#### [Entries from a dataset]
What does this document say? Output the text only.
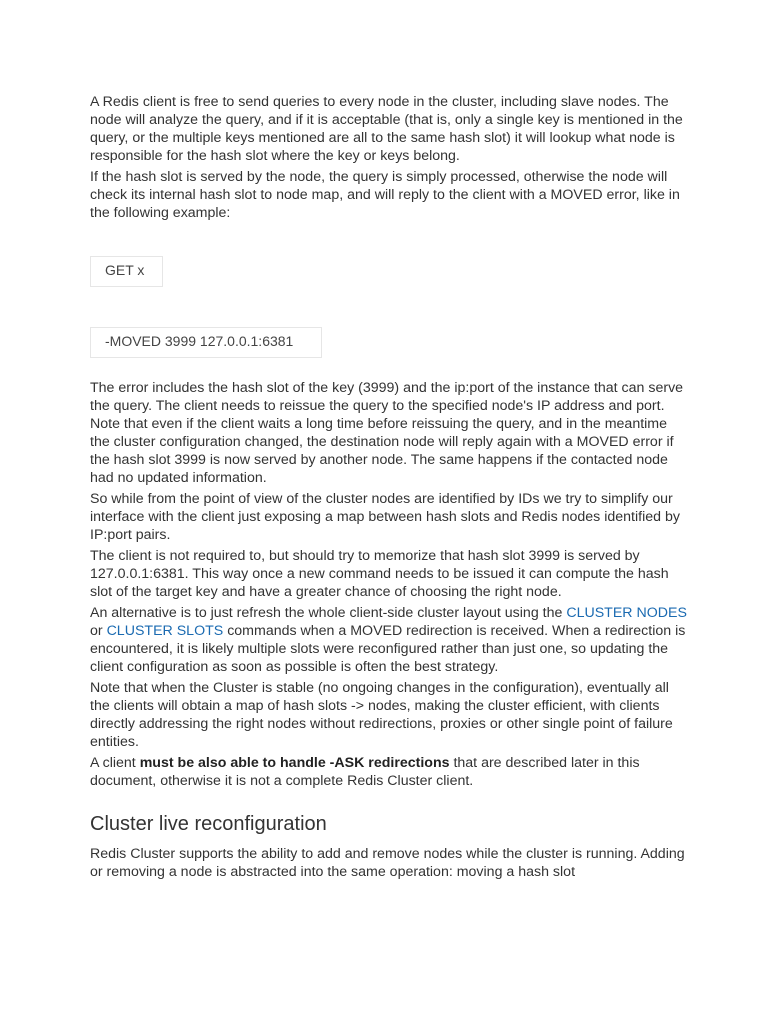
A Redis client is free to send queries to every node in the cluster, including slave nodes. The node will analyze the query, and if it is acceptable (that is, only a single key is mentioned in the query, or the multiple keys mentioned are all to the same hash slot) it will lookup what node is responsible for the hash slot where the key or keys belong.

If the hash slot is served by the node, the query is simply processed, otherwise the node will check its internal hash slot to node map, and will reply to the client with a MOVED error, like in the following example:

GET x
-MOVED 3999 127.0.0.1:6381

The error includes the hash slot of the key (3999) and the ip:port of the instance that can serve the query. The client needs to reissue the query to the specified node's IP address and port. Note that even if the client waits a long time before reissuing the query, and in the meantime the cluster configuration changed, the destination node will reply again with a MOVED error if the hash slot 3999 is now served by another node. The same happens if the contacted node had no updated information.

So while from the point of view of the cluster nodes are identified by IDs we try to simplify our interface with the client just exposing a map between hash slots and Redis nodes identified by IP:port pairs.

The client is not required to, but should try to memorize that hash slot 3999 is served by 127.0.0.1:6381. This way once a new command needs to be issued it can compute the hash slot of the target key and have a greater chance of choosing the right node.

An alternative is to just refresh the whole client-side cluster layout using the CLUSTER NODES or CLUSTER SLOTS commands when a MOVED redirection is received. When a redirection is encountered, it is likely multiple slots were reconfigured rather than just one, so updating the client configuration as soon as possible is often the best strategy.

Note that when the Cluster is stable (no ongoing changes in the configuration), eventually all the clients will obtain a map of hash slots -> nodes, making the cluster efficient, with clients directly addressing the right nodes without redirections, proxies or other single point of failure entities.

A client must be also able to handle -ASK redirections that are described later in this document, otherwise it is not a complete Redis Cluster client.

Cluster live reconfiguration

Redis Cluster supports the ability to add and remove nodes while the cluster is running. Adding or removing a node is abstracted into the same operation: moving a hash slot
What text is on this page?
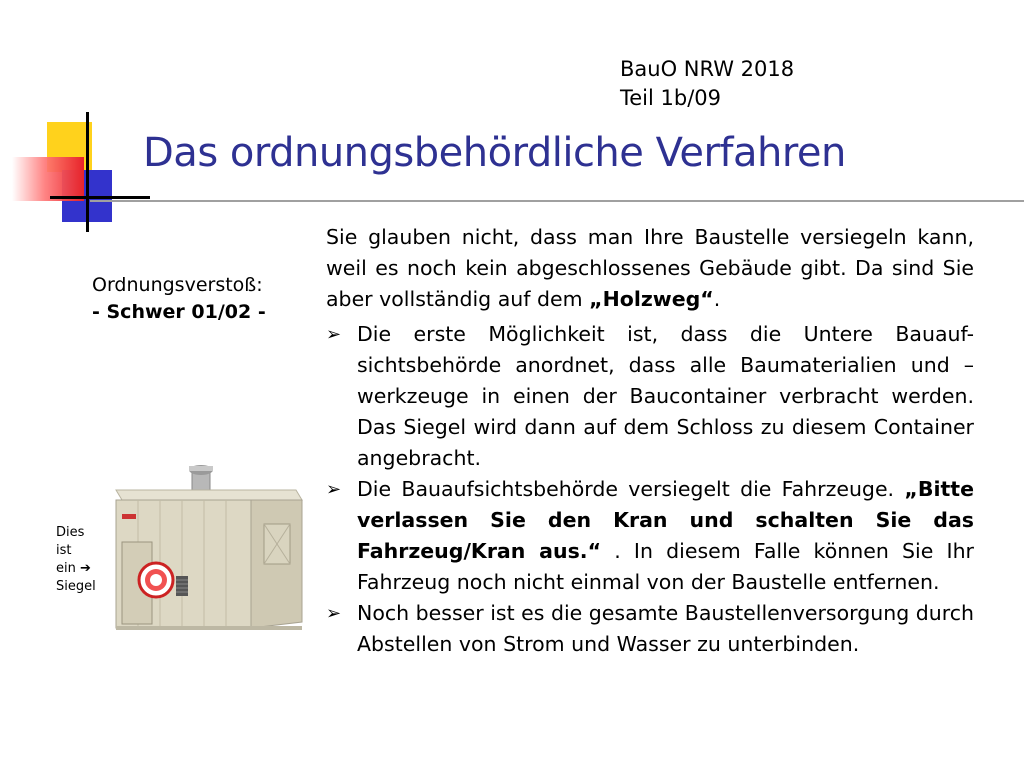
BauO NRW 2018
Teil 1b/09
Das ordnungsbehördliche Verfahren
Ordnungsverstoß:
- Schwer 01/02 -

Sie glauben nicht, dass man Ihre Baustelle versiegeln kann, weil es noch kein abgeschlossenes Gebäude gibt. Da sind Sie aber vollständig auf dem „Holzweg“.

➢ Die erste Möglichkeit ist, dass die Untere Bauauf-sichtsbehörde anordnet, dass alle Baumaterialien und –werkzeuge in einen der Baucontainer verbracht werden. Das Siegel wird dann auf dem Schloss zu diesem Container angebracht.
➢ Die Bauaufsichtsbehörde versiegelt die Fahrzeuge. „Bitte verlassen Sie den Kran und schalten Sie das Fahrzeug/Kran aus.“ . In diesem Falle können Sie Ihr Fahrzeug noch nicht einmal von der Baustelle entfernen.
➢ Noch besser ist es die gesamte Baustellenversorgung durch Abstellen von Strom und Wasser zu unterbinden.
Dies
ist
ein ➔
Siegel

#### [What is being asked]
Using the records above, copy each line that contains "text".

#### [Response for this exercise]
What does this document say? Output the text only.
What text is on this page?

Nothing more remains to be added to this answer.